# Exercise
Leaving out the pictures, transcribe all of the records faithfully.

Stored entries
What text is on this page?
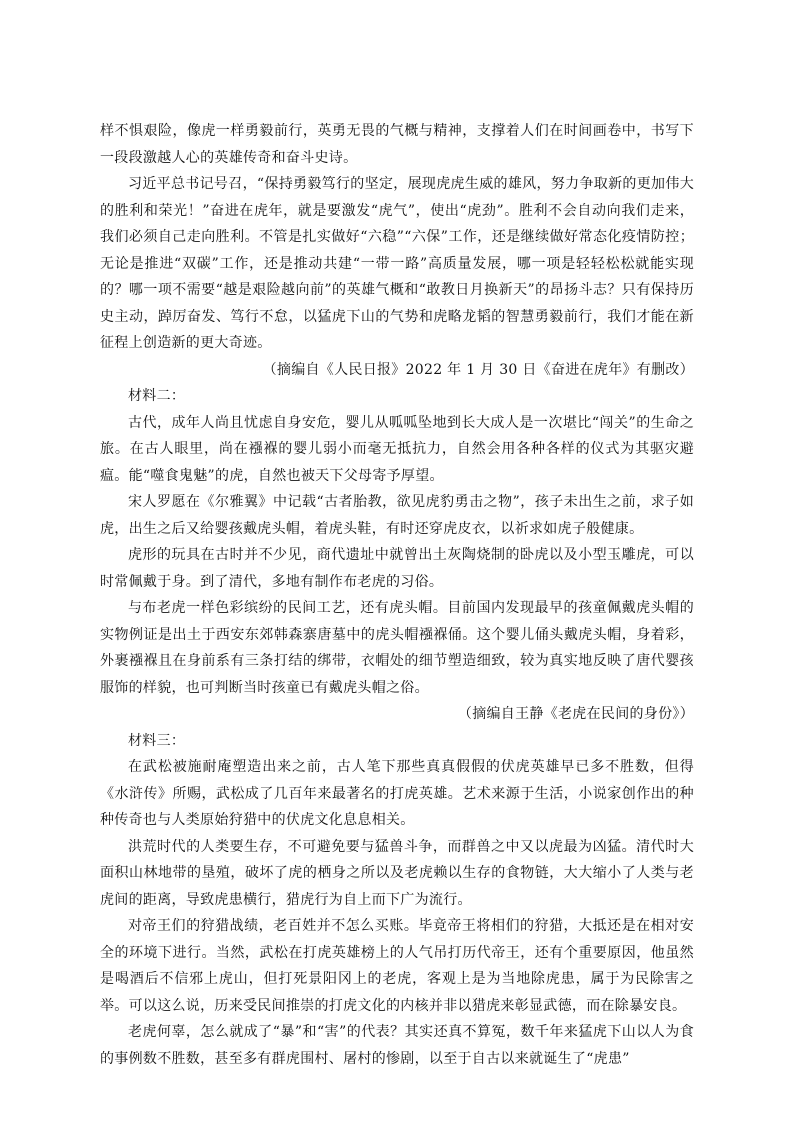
样不惧艰险，像虎一样勇毅前行，英勇无畏的气概与精神，支撑着人们在时间画卷中，书写下一段段激越人心的英雄传奇和奋斗史诗。

习近平总书记号召，“保持勇毅笃行的坚定，展现虎虎生威的雄风，努力争取新的更加伟大的胜利和荣光！”奋进在虎年，就是要激发“虎气”，使出“虎劲”。胜利不会自动向我们走来，我们必须自己走向胜利。不管是扎实做好“六稳”“六保”工作，还是继续做好常态化疫情防控；无论是推进“双碳”工作，还是推动共建“一带一路”高质量发展，哪一项是轻轻松松就能实现的？哪一项不需要“越是艰险越向前”的英雄气概和“敢教日月换新天”的昂扬斗志？只有保持历史主动，踔厉奋发、笃行不怠，以猛虎下山的气势和虎略龙韬的智慧勇毅前行，我们才能在新征程上创造新的更大奇迹。

（摘编自《人民日报》2022 年 1 月 30 日《奋进在虎年》有删改）

材料二：

古代，成年人尚且忧虑自身安危，婴儿从呱呱坠地到长大成人是一次堪比“闯关”的生命之旅。在古人眼里，尚在襁褓的婴儿弱小而毫无抵抗力，自然会用各种各样的仪式为其驱灾避瘟。能“噬食鬼魅”的虎，自然也被天下父母寄予厚望。

宋人罗愿在《尔雅翼》中记载“古者胎教，欲见虎豹勇击之物”，孩子未出生之前，求子如虎，出生之后又给婴孩戴虎头帽，着虎头鞋，有时还穿虎皮衣，以祈求如虎子般健康。

虎形的玩具在古时并不少见，商代遗址中就曾出土灰陶烧制的卧虎以及小型玉雕虎，可以时常佩戴于身。到了清代，多地有制作布老虎的习俗。

与布老虎一样色彩缤纷的民间工艺，还有虎头帽。目前国内发现最早的孩童佩戴虎头帽的实物例证是出土于西安东郊韩森寨唐墓中的虎头帽襁褓俑。这个婴儿俑头戴虎头帽，身着彩，外裹襁褓且在身前系有三条打结的绑带，衣帽处的细节塑造细致，较为真实地反映了唐代婴孩服饰的样貌，也可判断当时孩童已有戴虎头帽之俗。

（摘编自王静《老虎在民间的身份》）

材料三：

在武松被施耐庵塑造出来之前，古人笔下那些真真假假的伏虎英雄早已多不胜数，但得《水浒传》所赐，武松成了几百年来最著名的打虎英雄。艺术来源于生活，小说家创作出的种种传奇也与人类原始狩猎中的伏虎文化息息相关。

洪荒时代的人类要生存，不可避免要与猛兽斗争，而群兽之中又以虎最为凶猛。清代时大面积山林地带的垦殖，破坏了虎的栖身之所以及老虎赖以生存的食物链，大大缩小了人类与老虎间的距离，导致虎患横行，猎虎行为自上而下广为流行。

对帝王们的狩猎战绩，老百姓并不怎么买账。毕竟帝王将相们的狩猎，大抵还是在相对安全的环境下进行。当然，武松在打虎英雄榜上的人气吊打历代帝王，还有个重要原因，他虽然是喝酒后不信邪上虎山，但打死景阳冈上的老虎，客观上是为当地除虎患，属于为民除害之举。可以这么说，历来受民间推崇的打虎文化的内核并非以猎虎来彰显武德，而在除暴安良。

老虎何辜，怎么就成了“暴”和“害”的代表？其实还真不算冤，数千年来猛虎下山以人为食的事例数不胜数，甚至多有群虎围村、屠村的惨剧，以至于自古以来就诞生了“虎患”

# Exercise solution
What text is on this page?
样不惧艰险，像虎一样勇毅前行，英勇无畏的气概与精神，支撑着人们在时间画卷中，书写下一段段激越人心的英雄传奇和奋斗史诗。

习近平总书记号召，“保持勇毅笃行的坚定，展现虎虎生威的雄风，努力争取新的更加伟大的胜利和荣光！”奋进在虎年，就是要激发“虎气”，使出“虎劲”。胜利不会自动向我们走来，我们必须自己走向胜利。不管是扎实做好“六稳”“六保”工作，还是继续做好常态化疫情防控；无论是推进“双碳”工作，还是推动共建“一带一路”高质量发展，哪一项是轻轻松松就能实现的？哪一项不需要“越是艰险越向前”的英雄气概和“敢教日月换新天”的昂扬斗志？只有保持历史主动，踔厉奋发、笃行不怠，以猛虎下山的气势和虎略龙韬的智慧勇毅前行，我们才能在新征程上创造新的更大奇迹。

（摘编自《人民日报》2022 年 1 月 30 日《奋进在虎年》有删改）

材料二：

古代，成年人尚且忧虑自身安危，婴儿从呱呱坠地到长大成人是一次堪比“闯关”的生命之旅。在古人眼里，尚在襁褓的婴儿弱小而毫无抵抗力，自然会用各种各样的仪式为其驱灾避瘟。能“噬食鬼魅”的虎，自然也被天下父母寄予厚望。

宋人罗愿在《尔雅翼》中记载“古者胎教，欲见虎豹勇击之物”，孩子未出生之前，求子如虎，出生之后又给婴孩戴虎头帽，着虎头鞋，有时还穿虎皮衣，以祈求如虎子般健康。

虎形的玩具在古时并不少见，商代遗址中就曾出土灰陶烧制的卧虎以及小型玉雕虎，可以时常佩戴于身。到了清代，多地有制作布老虎的习俗。

与布老虎一样色彩缤纷的民间工艺，还有虎头帽。目前国内发现最早的孩童佩戴虎头帽的实物例证是出土于西安东郊韩森寨唐墓中的虎头帽襁褓俑。这个婴儿俑头戴虎头帽，身着彩，外裹襁褓且在身前系有三条打结的绑带，衣帽处的细节塑造细致，较为真实地反映了唐代婴孩服饰的样貌，也可判断当时孩童已有戴虎头帽之俗。

（摘编自王静《老虎在民间的身份》）

材料三：

在武松被施耐庵塑造出来之前，古人笔下那些真真假假的伏虎英雄早已多不胜数，但得《水浒传》所赐，武松成了几百年来最著名的打虎英雄。艺术来源于生活，小说家创作出的种种传奇也与人类原始狩猎中的伏虎文化息息相关。

洪荒时代的人类要生存，不可避免要与猛兽斗争，而群兽之中又以虎最为凶猛。清代时大面积山林地带的垦殖，破坏了虎的栖身之所以及老虎赖以生存的食物链，大大缩小了人类与老虎间的距离，导致虎患横行，猎虎行为自上而下广为流行。

对帝王们的狩猎战绩，老百姓并不怎么买账。毕竟帝王将相们的狩猎，大抵还是在相对安全的环境下进行。当然，武松在打虎英雄榜上的人气吊打历代帝王，还有个重要原因，他虽然是喝酒后不信邪上虎山，但打死景阳冈上的老虎，客观上是为当地除虎患，属于为民除害之举。可以这么说，历来受民间推崇的打虎文化的内核并非以猎虎来彰显武德，而在除暴安良。

老虎何辜，怎么就成了“暴”和“害”的代表？其实还真不算冤，数千年来猛虎下山以人为食的事例数不胜数，甚至多有群虎围村、屠村的惨剧，以至于自古以来就诞生了“虎患”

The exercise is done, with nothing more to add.